▸ Trecho da fonte
A
Iniciação
Dogma e ritual de alta magia - Eliphas Levy
O iniciado
é aquele que possui a lâmpada de Trismegisto, o manto de Apolônio
e o bastão dos patriarcas.
A lâmpada de Trismegisto é a razão esclarecida pela
inteligência; o manto de Apolônio é a posse plena e total
de si mesmo, que isola o sábio das correntes instintivas; e o bastão
dos patriarcas é o auxílio das forças ocultas e perpétuas
da natureza.
A lâmpada de Trismegisto alumia o presente, o passado e o futuro,
mostra claramente a consciência dos homens, ilumina os recônditos
do coração das mulheres. A lâmpada brilha com tríplice
chama, o manto se redobra três vezes, e o bastão se divide
em três partes.
O número nove é o dos reflexos divinos: ele exprime a idéia
divina em toda a sua força abstrata, mas também exprime o
luxo na crença e, por conseguinte, a superstição e
a idolatria.
É por isso que Hermes fez dele o número da iniciação,
por que o iniciado reina sobre a superstição e pela superstição,
e só ele pode caminhar nas trevas, apoiado como está no seu
bastão, envolto no seu manto e iluminado pela sua lâmpada.

▸ Dados brutos
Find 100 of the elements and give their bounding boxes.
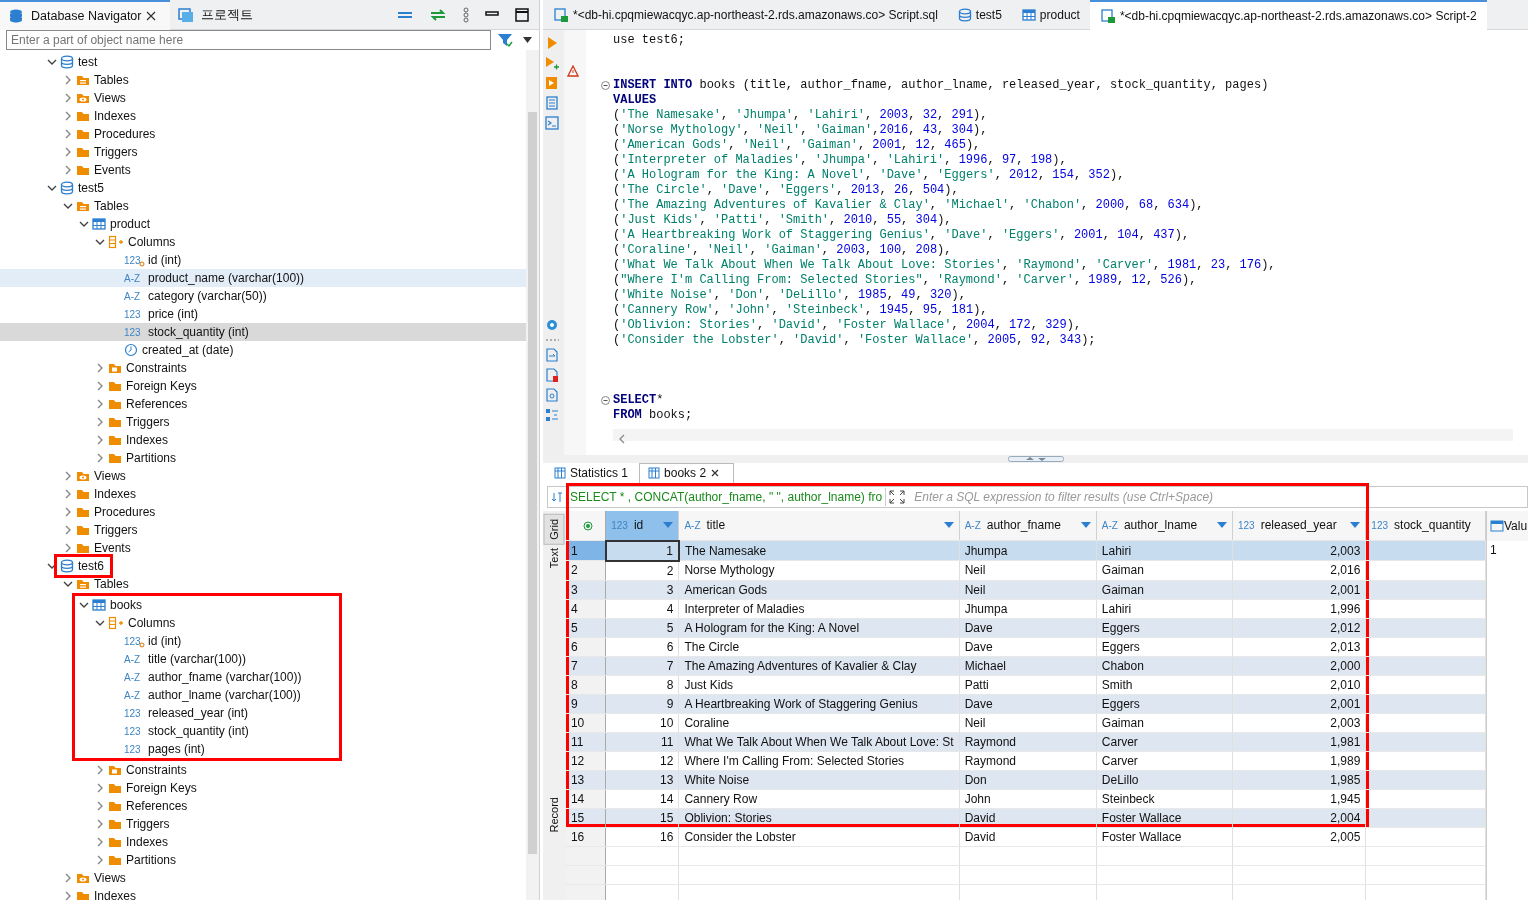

▸ Instrução A
Quais são os três objetos que, segundo o trecho sobre a iniciação, o iniciado possui? Indique também o que cada um representa.
▸ Instrução B
Verifique se cada afirmação concorda com o trecho sobre a iniciação. Responda sim ou não e cite as palavras do trecho que decidem.
(i) O manto se redobra três vezes.
(ii) Hermes fez do número sete o número da iniciação.
(iii) O bastão se divide em duas partes.

▸ Solução do exercício A
- Lâmpada de Trismegisto: a razão esclarecida pela inteligência.
- Manto de Apolônio: a posse plena e total de si mesmo, que isola o sábio das correntes instintivas.
- Bastão dos patriarcas: o auxílio das forças ocultas e perpétuas da natureza.

▸ Solução do exercício B
(i) Sim: "o manto se redobra três vezes".
(ii) Não: "O número nove é o dos reflexos divinos" e "É por isso que Hermes fez dele o número da iniciação".
(iii) Não: "o bastão se divide em três partes".